>> BEGIN SOURCE DATA

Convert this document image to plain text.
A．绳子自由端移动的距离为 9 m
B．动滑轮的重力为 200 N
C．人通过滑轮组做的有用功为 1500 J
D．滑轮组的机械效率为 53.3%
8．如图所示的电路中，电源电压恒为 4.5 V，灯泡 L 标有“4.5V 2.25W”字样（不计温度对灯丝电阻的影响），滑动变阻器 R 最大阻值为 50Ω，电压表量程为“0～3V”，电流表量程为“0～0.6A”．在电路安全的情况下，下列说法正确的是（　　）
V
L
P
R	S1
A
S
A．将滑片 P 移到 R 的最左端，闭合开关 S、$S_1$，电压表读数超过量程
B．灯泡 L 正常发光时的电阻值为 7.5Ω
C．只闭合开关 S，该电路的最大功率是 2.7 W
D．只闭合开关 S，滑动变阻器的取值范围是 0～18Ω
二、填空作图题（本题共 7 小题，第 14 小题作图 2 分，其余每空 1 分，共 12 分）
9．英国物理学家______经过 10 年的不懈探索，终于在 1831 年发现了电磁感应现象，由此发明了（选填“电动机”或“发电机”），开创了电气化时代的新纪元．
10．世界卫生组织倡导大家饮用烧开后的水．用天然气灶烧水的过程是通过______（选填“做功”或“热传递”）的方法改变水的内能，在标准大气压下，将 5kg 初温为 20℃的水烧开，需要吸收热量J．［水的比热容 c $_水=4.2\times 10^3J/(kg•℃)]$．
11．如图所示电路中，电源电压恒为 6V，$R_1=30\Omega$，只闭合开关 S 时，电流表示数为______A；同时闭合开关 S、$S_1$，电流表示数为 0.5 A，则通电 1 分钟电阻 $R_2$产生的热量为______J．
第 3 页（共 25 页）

>> END SOURCE DATA

= TASK GOAL =
Copy out each line in the listing that has the word "只闭合开关".

= WRITTEN REPLY =
C．只闭合开关 S，该电路的最大功率是 2.7 W
D．只闭合开关 S，滑动变阻器的取值范围是 0～18Ω
11．如图所示电路中，电源电压恒为 6V，$R_1=30\Omega$，只闭合开关 S 时，电流表示数为______A；同时闭合开关 S、$S_1$，电流表示数为 0.5 A，则通电 1 分钟电阻 $R_2$产生的热量为______J．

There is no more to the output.